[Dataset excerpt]
---*---

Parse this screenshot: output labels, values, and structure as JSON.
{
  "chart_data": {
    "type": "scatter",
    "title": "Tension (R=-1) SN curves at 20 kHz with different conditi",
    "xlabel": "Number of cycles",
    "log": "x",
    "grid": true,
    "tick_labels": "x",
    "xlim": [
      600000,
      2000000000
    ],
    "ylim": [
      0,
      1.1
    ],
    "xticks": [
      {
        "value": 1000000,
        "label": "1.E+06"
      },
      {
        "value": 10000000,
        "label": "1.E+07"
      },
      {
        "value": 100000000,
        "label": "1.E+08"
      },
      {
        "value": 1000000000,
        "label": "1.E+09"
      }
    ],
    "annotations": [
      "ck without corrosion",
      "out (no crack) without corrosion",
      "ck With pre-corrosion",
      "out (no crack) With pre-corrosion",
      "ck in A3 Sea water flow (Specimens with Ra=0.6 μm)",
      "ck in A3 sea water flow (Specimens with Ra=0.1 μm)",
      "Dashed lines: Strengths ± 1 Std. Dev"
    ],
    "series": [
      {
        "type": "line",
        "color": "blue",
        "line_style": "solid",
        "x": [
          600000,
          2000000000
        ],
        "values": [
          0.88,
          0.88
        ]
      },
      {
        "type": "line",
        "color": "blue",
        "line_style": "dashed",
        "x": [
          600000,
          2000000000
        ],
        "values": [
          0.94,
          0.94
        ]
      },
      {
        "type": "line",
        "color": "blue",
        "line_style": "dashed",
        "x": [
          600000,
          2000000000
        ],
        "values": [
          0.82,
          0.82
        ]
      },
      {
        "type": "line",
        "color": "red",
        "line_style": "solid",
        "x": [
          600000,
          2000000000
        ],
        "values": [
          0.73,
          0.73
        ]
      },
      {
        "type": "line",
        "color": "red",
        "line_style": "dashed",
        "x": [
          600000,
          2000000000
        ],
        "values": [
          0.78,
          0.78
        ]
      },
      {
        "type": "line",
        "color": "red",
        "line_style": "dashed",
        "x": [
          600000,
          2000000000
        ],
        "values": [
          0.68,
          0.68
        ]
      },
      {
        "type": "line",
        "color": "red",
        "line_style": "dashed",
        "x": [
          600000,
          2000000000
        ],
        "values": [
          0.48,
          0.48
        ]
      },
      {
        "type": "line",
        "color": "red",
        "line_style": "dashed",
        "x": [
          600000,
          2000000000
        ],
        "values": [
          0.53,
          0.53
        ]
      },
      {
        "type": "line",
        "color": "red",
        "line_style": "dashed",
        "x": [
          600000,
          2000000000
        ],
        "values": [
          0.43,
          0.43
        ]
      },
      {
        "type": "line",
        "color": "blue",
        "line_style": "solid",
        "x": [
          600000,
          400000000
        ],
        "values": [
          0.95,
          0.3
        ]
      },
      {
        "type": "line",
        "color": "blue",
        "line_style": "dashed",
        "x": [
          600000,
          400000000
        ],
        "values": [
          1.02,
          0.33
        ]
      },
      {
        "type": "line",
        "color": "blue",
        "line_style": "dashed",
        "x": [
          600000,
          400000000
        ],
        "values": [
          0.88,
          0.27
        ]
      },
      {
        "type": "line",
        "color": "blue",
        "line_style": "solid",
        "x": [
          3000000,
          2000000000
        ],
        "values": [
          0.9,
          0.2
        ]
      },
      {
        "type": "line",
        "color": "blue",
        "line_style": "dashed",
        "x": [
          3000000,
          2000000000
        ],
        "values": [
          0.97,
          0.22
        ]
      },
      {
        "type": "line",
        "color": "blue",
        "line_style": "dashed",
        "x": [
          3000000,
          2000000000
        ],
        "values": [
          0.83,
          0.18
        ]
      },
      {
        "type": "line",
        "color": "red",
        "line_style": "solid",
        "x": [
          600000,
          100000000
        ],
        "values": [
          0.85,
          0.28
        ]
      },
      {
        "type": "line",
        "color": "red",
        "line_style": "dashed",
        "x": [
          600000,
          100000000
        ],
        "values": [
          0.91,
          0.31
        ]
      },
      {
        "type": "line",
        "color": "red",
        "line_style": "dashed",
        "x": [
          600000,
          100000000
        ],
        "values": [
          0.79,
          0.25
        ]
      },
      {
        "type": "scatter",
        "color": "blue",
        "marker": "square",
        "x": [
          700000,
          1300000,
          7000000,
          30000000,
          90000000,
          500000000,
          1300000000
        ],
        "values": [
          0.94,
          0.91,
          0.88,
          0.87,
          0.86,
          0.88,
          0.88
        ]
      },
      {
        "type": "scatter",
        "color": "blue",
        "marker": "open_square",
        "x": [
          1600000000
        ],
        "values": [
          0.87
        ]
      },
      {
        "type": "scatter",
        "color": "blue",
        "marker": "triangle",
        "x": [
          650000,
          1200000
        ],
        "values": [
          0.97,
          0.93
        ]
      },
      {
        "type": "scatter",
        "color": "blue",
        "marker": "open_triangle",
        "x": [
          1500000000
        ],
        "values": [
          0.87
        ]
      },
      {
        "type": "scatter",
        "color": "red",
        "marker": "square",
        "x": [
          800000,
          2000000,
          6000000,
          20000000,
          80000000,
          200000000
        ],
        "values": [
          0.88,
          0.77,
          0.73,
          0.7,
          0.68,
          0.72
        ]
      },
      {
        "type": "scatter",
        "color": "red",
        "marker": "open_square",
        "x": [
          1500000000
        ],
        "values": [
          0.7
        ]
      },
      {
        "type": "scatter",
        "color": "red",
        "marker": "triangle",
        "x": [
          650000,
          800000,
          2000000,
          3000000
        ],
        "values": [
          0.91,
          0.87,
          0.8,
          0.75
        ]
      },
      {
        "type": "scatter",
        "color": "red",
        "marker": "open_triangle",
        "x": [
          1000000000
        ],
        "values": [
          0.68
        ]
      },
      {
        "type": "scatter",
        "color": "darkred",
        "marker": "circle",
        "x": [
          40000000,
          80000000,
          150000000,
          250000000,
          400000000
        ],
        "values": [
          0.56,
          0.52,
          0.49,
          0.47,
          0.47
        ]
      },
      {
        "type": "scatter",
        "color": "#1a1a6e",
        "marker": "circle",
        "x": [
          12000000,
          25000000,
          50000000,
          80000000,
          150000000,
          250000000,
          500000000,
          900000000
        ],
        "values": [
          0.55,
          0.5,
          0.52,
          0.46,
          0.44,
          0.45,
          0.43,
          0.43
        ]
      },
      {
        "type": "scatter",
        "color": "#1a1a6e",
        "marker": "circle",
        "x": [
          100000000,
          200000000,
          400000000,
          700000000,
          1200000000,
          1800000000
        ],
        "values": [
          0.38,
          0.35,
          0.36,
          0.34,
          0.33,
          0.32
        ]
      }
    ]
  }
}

---*---

→ **What you need to do**
Write the complete data out, exactly as above.

→ **Written answer**
Parse this screenshot: output labels, values, and structure as JSON.
{
  "chart_data": {
    "type": "scatter",
    "title": "Tension (R=-1) SN curves at 20 kHz with different conditi",
    "xlabel": "Number of cycles",
    "log": "x",
    "grid": true,
    "tick_labels": "x",
    "xlim": [
      600000,
      2000000000
    ],
    "ylim": [
      0,
      1.1
    ],
    "xticks": [
      {
        "value": 1000000,
        "label": "1.E+06"
      },
      {
        "value": 10000000,
        "label": "1.E+07"
      },
      {
        "value": 100000000,
        "label": "1.E+08"
      },
      {
        "value": 1000000000,
        "label": "1.E+09"
      }
    ],
    "annotations": [
      "ck without corrosion",
      "out (no crack) without corrosion",
      "ck With pre-corrosion",
      "out (no crack) With pre-corrosion",
      "ck in A3 Sea water flow (Specimens with Ra=0.6 μm)",
      "ck in A3 sea water flow (Specimens with Ra=0.1 μm)",
      "Dashed lines: Strengths ± 1 Std. Dev"
    ],
    "series": [
      {
        "type": "line",
        "color": "blue",
        "line_style": "solid",
        "x": [
          600000,
          2000000000
        ],
        "values": [
          0.88,
          0.88
        ]
      },
      {
        "type": "line",
        "color": "blue",
        "line_style": "dashed",
        "x": [
          600000,
          2000000000
        ],
        "values": [
          0.94,
          0.94
        ]
      },
      {
        "type": "line",
        "color": "blue",
        "line_style": "dashed",
        "x": [
          600000,
          2000000000
        ],
        "values": [
          0.82,
          0.82
        ]
      },
      {
        "type": "line",
        "color": "red",
        "line_style": "solid",
        "x": [
          600000,
          2000000000
        ],
        "values": [
          0.73,
          0.73
        ]
      },
      {
        "type": "line",
        "color": "red",
        "line_style": "dashed",
        "x": [
          600000,
          2000000000
        ],
        "values": [
          0.78,
          0.78
        ]
      },
      {
        "type": "line",
        "color": "red",
        "line_style": "dashed",
        "x": [
          600000,
          2000000000
        ],
        "values": [
          0.68,
          0.68
        ]
      },
      {
        "type": "line",
        "color": "red",
        "line_style": "dashed",
        "x": [
          600000,
          2000000000
        ],
        "values": [
          0.48,
          0.48
        ]
      },
      {
        "type": "line",
        "color": "red",
        "line_style": "dashed",
        "x": [
          600000,
          2000000000
        ],
        "values": [
          0.53,
          0.53
        ]
      },
      {
        "type": "line",
        "color": "red",
        "line_style": "dashed",
        "x": [
          600000,
          2000000000
        ],
        "values": [
          0.43,
          0.43
        ]
      },
      {
        "type": "line",
        "color": "blue",
        "line_style": "solid",
        "x": [
          600000,
          400000000
        ],
        "values": [
          0.95,
          0.3
        ]
      },
      {
        "type": "line",
        "color": "blue",
        "line_style": "dashed",
        "x": [
          600000,
          400000000
        ],
        "values": [
          1.02,
          0.33
        ]
      },
      {
        "type": "line",
        "color": "blue",
        "line_style": "dashed",
        "x": [
          600000,
          400000000
        ],
        "values": [
          0.88,
          0.27
        ]
      },
      {
        "type": "line",
        "color": "blue",
        "line_style": "solid",
        "x": [
          3000000,
          2000000000
        ],
        "values": [
          0.9,
          0.2
        ]
      },
      {
        "type": "line",
        "color": "blue",
        "line_style": "dashed",
        "x": [
          3000000,
          2000000000
        ],
        "values": [
          0.97,
          0.22
        ]
      },
      {
        "type": "line",
        "color": "blue",
        "line_style": "dashed",
        "x": [
          3000000,
          2000000000
        ],
        "values": [
          0.83,
          0.18
        ]
      },
      {
        "type": "line",
        "color": "red",
        "line_style": "solid",
        "x": [
          600000,
          100000000
        ],
        "values": [
          0.85,
          0.28
        ]
      },
      {
        "type": "line",
        "color": "red",
        "line_style": "dashed",
        "x": [
          600000,
          100000000
        ],
        "values": [
          0.91,
          0.31
        ]
      },
      {
        "type": "line",
        "color": "red",
        "line_style": "dashed",
        "x": [
          600000,
          100000000
        ],
        "values": [
          0.79,
          0.25
        ]
      },
      {
        "type": "scatter",
        "color": "blue",
        "marker": "square",
        "x": [
          700000,
          1300000,
          7000000,
          30000000,
          90000000,
          500000000,
          1300000000
        ],
        "values": [
          0.94,
          0.91,
          0.88,
          0.87,
          0.86,
          0.88,
          0.88
        ]
      },
      {
        "type": "scatter",
        "color": "blue",
        "marker": "open_square",
        "x": [
          1600000000
        ],
        "values": [
          0.87
        ]
      },
      {
        "type": "scatter",
        "color": "blue",
        "marker": "triangle",
        "x": [
          650000,
          1200000
        ],
        "values": [
          0.97,
          0.93
        ]
      },
      {
        "type": "scatter",
        "color": "blue",
        "marker": "open_triangle",
        "x": [
          1500000000
        ],
        "values": [
          0.87
        ]
      },
      {
        "type": "scatter",
        "color": "red",
        "marker": "square",
        "x": [
          800000,
          2000000,
          6000000,
          20000000,
          80000000,
          200000000
        ],
        "values": [
          0.88,
          0.77,
          0.73,
          0.7,
          0.68,
          0.72
        ]
      },
      {
        "type": "scatter",
        "color": "red",
        "marker": "open_square",
        "x": [
          1500000000
        ],
        "values": [
          0.7
        ]
      },
      {
        "type": "scatter",
        "color": "red",
        "marker": "triangle",
        "x": [
          650000,
          800000,
          2000000,
          3000000
        ],
        "values": [
          0.91,
          0.87,
          0.8,
          0.75
        ]
      },
      {
        "type": "scatter",
        "color": "red",
        "marker": "open_triangle",
        "x": [
          1000000000
        ],
        "values": [
          0.68
        ]
      },
      {
        "type": "scatter",
        "color": "darkred",
        "marker": "circle",
        "x": [
          40000000,
          80000000,
          150000000,
          250000000,
          400000000
        ],
        "values": [
          0.56,
          0.52,
          0.49,
          0.47,
          0.47
        ]
      },
      {
        "type": "scatter",
        "color": "#1a1a6e",
        "marker": "circle",
        "x": [
          12000000,
          25000000,
          50000000,
          80000000,
          150000000,
          250000000,
          500000000,
          900000000
        ],
        "values": [
          0.55,
          0.5,
          0.52,
          0.46,
          0.44,
          0.45,
          0.43,
          0.43
        ]
      },
      {
        "type": "scatter",
        "color": "#1a1a6e",
        "marker": "circle",
        "x": [
          100000000,
          200000000,
          400000000,
          700000000,
          1200000000,
          1800000000
        ],
        "values": [
          0.38,
          0.35,
          0.36,
          0.34,
          0.33,
          0.32
        ]
      }
    ]
  }
}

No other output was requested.